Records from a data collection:
..............................

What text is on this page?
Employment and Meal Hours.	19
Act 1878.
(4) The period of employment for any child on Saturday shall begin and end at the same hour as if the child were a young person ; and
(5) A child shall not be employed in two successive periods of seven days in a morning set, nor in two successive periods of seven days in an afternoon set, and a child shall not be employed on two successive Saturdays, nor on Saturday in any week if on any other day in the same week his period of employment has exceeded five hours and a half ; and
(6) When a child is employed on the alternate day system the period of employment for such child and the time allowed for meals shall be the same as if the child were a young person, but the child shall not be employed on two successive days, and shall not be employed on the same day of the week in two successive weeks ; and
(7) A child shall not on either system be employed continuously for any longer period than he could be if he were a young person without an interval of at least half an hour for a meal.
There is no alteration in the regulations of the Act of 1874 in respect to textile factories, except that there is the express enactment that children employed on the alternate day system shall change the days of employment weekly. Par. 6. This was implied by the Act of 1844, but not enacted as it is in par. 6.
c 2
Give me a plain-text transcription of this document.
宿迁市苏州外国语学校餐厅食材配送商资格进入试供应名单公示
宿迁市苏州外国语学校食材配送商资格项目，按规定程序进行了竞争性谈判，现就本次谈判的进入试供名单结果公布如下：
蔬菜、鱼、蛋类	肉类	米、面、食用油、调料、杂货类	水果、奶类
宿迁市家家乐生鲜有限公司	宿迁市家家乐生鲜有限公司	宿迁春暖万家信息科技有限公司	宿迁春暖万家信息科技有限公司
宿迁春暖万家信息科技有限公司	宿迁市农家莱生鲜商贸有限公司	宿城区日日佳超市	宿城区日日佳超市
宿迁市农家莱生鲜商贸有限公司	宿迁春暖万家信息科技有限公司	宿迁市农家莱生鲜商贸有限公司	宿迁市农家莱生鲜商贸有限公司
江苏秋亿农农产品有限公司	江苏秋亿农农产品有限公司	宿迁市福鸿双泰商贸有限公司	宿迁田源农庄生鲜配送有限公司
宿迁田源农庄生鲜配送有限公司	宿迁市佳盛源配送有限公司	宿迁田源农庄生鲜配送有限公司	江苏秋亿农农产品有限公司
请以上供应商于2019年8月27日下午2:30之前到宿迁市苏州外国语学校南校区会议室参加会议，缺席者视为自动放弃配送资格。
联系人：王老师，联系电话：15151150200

..............................

* What is required: Work out how many lines in the records above contain the word "宿迁市农家莱生鲜商贸有限公司", and give only that number.

* Solution for this problem: 2